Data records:
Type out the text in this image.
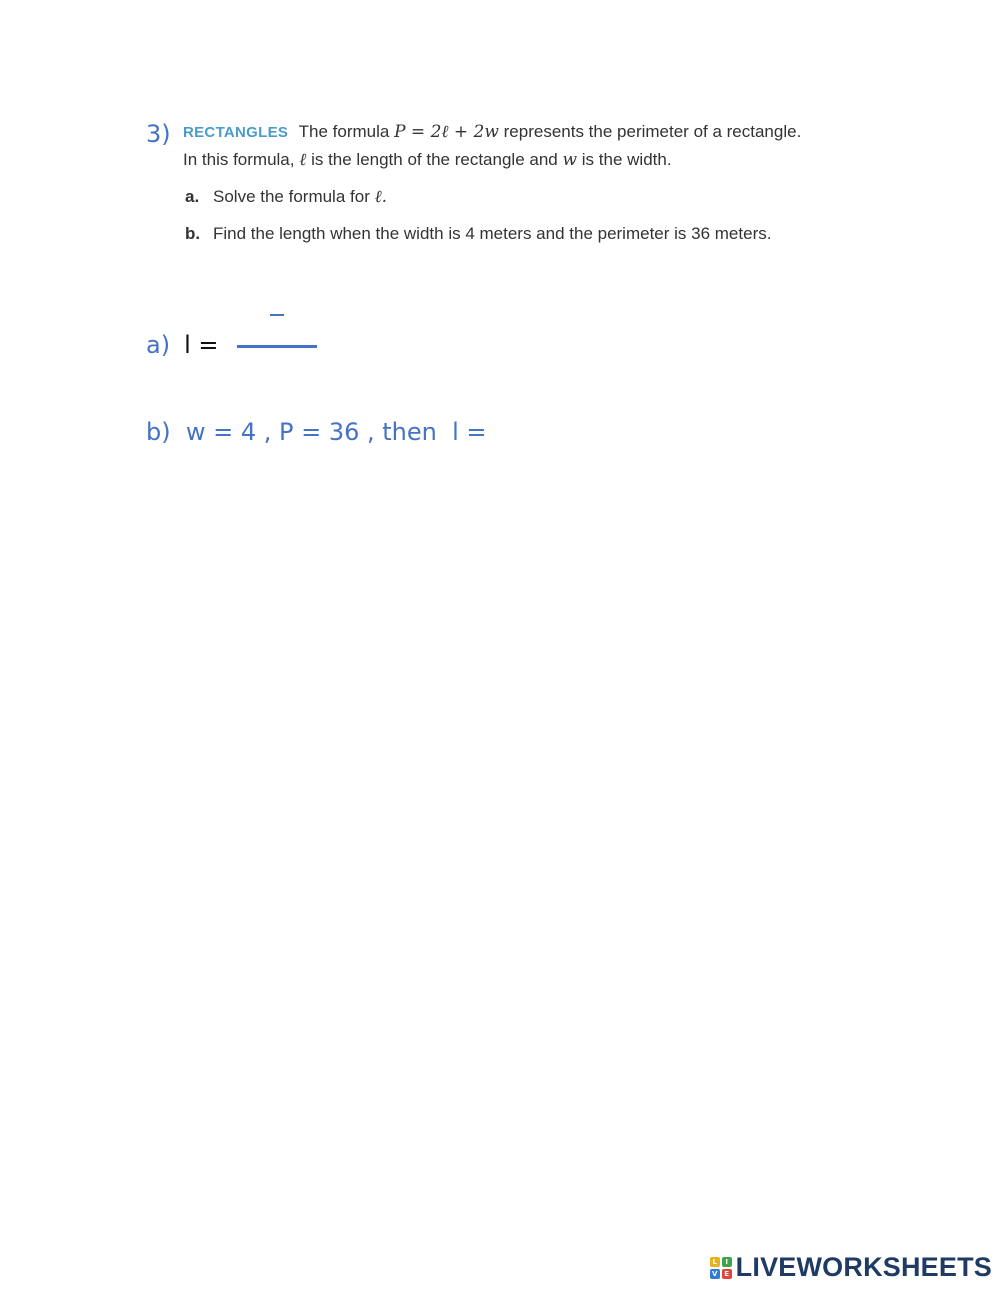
3) RECTANGLES The formula P = 2ℓ + 2w represents the perimeter of a rectangle.
In this formula, ℓ is the length of the rectangle and w is the width.
a. Solve the formula for ℓ.
b. Find the length when the width is 4 meters and the perimeter is 36 meters.
a) l =
b)  w = 4 , P = 36 , then  l =
L	I
V E LIVEWORKSHEETS
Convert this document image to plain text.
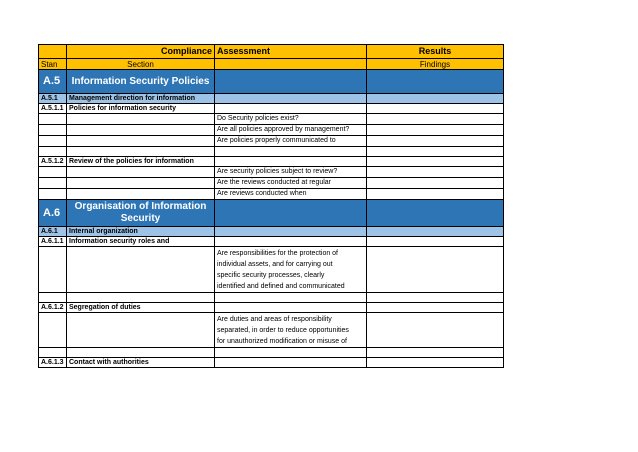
	Compliance	Assessment	Results
Stan	Section		Findings
A.5	Information Security Policies		
A.5.1	Management direction for information		
A.5.1.1	Policies for information security		
		Do Security policies exist?	
		Are all policies approved by management?	
		Are policies properly communicated to	

A.5.1.2	Review of the policies for information		
		Are security policies subject to review?	
		Are the reviews conducted at regular	
		Are reviews conducted when	
A.6	Organisation of Information Security		
A.6.1	Internal organization		
A.6.1.1	Information security roles and		

		Are responsibilities for the protection of
individual assets, and for carrying out
specific security processes, clearly
identified and defined and communicated	

A.6.1.2	Segregation of duties		

		Are duties and areas of responsibility
separated, in order to reduce opportunities
for unauthorized modification or misuse of	

A.6.1.3	Contact with authorities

Task: In this exercise, set down all of the data exactly, without the pictures.

Result for this task:
Type out the text in this image.
3) RECTANGLES The formula P = 2ℓ + 2w represents the perimeter of a rectangle.
In this formula, ℓ is the length of the rectangle and w is the width.
a. Solve the formula for ℓ.
b. Find the length when the width is 4 meters and the perimeter is 36 meters.
a) l =
b)  w = 4 , P = 36 , then  l =
L	I
V E LIVEWORKSHEETS
Convert this document image to plain text.
	Compliance	Assessment	Results
Stan	Section		Findings
A.5	Information Security Policies		
A.5.1	Management direction for information		
A.5.1.1	Policies for information security		
		Do Security policies exist?	
		Are all policies approved by management?	
		Are policies properly communicated to	

A.5.1.2	Review of the policies for information		
		Are security policies subject to review?	
		Are the reviews conducted at regular	
		Are reviews conducted when	
A.6	Organisation of Information Security		
A.6.1	Internal organization		
A.6.1.1	Information security roles and		

		Are responsibilities for the protection of
individual assets, and for carrying out
specific security processes, clearly
identified and defined and communicated	

A.6.1.2	Segregation of duties		

		Are duties and areas of responsibility
separated, in order to reduce opportunities
for unauthorized modification or misuse of	

A.6.1.3	Contact with authorities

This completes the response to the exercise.